-- begin Stored data --

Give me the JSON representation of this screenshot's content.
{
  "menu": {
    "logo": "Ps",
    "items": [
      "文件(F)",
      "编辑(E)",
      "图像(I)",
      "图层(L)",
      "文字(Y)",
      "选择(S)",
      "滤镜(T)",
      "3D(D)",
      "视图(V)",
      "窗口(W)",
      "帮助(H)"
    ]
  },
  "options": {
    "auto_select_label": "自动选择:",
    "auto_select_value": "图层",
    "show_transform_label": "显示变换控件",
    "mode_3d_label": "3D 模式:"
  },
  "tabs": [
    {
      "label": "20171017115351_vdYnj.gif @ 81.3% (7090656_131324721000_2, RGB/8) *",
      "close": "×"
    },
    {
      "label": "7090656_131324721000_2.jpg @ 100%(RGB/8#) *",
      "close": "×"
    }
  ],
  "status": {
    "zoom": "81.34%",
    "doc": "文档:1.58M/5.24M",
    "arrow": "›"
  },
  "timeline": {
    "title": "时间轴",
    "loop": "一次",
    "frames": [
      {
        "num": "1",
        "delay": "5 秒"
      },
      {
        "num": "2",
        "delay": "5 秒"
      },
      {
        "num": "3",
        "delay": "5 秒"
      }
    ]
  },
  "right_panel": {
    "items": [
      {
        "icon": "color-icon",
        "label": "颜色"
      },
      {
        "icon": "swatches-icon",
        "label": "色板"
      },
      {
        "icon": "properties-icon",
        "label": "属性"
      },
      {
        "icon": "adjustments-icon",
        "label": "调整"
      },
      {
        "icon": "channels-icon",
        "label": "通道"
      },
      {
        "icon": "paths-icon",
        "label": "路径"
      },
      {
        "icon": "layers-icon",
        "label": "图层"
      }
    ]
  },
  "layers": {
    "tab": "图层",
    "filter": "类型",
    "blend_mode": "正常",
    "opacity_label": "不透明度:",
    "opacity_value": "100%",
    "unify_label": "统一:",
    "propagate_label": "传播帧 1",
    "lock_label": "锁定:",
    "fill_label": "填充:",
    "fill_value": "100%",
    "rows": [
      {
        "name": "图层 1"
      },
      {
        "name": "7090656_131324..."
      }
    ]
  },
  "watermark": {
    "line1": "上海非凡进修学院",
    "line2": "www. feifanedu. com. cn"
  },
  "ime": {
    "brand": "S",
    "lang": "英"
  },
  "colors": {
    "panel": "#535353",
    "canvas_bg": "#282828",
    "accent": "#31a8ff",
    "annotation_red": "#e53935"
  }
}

-- end Stored data --

Reproduce the material above exactly; please quote every line of it.

Written solution:
Give me the JSON representation of this screenshot's content.
{
  "menu": {
    "logo": "Ps",
    "items": [
      "文件(F)",
      "编辑(E)",
      "图像(I)",
      "图层(L)",
      "文字(Y)",
      "选择(S)",
      "滤镜(T)",
      "3D(D)",
      "视图(V)",
      "窗口(W)",
      "帮助(H)"
    ]
  },
  "options": {
    "auto_select_label": "自动选择:",
    "auto_select_value": "图层",
    "show_transform_label": "显示变换控件",
    "mode_3d_label": "3D 模式:"
  },
  "tabs": [
    {
      "label": "20171017115351_vdYnj.gif @ 81.3% (7090656_131324721000_2, RGB/8) *",
      "close": "×"
    },
    {
      "label": "7090656_131324721000_2.jpg @ 100%(RGB/8#) *",
      "close": "×"
    }
  ],
  "status": {
    "zoom": "81.34%",
    "doc": "文档:1.58M/5.24M",
    "arrow": "›"
  },
  "timeline": {
    "title": "时间轴",
    "loop": "一次",
    "frames": [
      {
        "num": "1",
        "delay": "5 秒"
      },
      {
        "num": "2",
        "delay": "5 秒"
      },
      {
        "num": "3",
        "delay": "5 秒"
      }
    ]
  },
  "right_panel": {
    "items": [
      {
        "icon": "color-icon",
        "label": "颜色"
      },
      {
        "icon": "swatches-icon",
        "label": "色板"
      },
      {
        "icon": "properties-icon",
        "label": "属性"
      },
      {
        "icon": "adjustments-icon",
        "label": "调整"
      },
      {
        "icon": "channels-icon",
        "label": "通道"
      },
      {
        "icon": "paths-icon",
        "label": "路径"
      },
      {
        "icon": "layers-icon",
        "label": "图层"
      }
    ]
  },
  "layers": {
    "tab": "图层",
    "filter": "类型",
    "blend_mode": "正常",
    "opacity_label": "不透明度:",
    "opacity_value": "100%",
    "unify_label": "统一:",
    "propagate_label": "传播帧 1",
    "lock_label": "锁定:",
    "fill_label": "填充:",
    "fill_value": "100%",
    "rows": [
      {
        "name": "图层 1"
      },
      {
        "name": "7090656_131324..."
      }
    ]
  },
  "watermark": {
    "line1": "上海非凡进修学院",
    "line2": "www. feifanedu. com. cn"
  },
  "ime": {
    "brand": "S",
    "lang": "英"
  },
  "colors": {
    "panel": "#535353",
    "canvas_bg": "#282828",
    "accent": "#31a8ff",
    "annotation_red": "#e53935"
  }
}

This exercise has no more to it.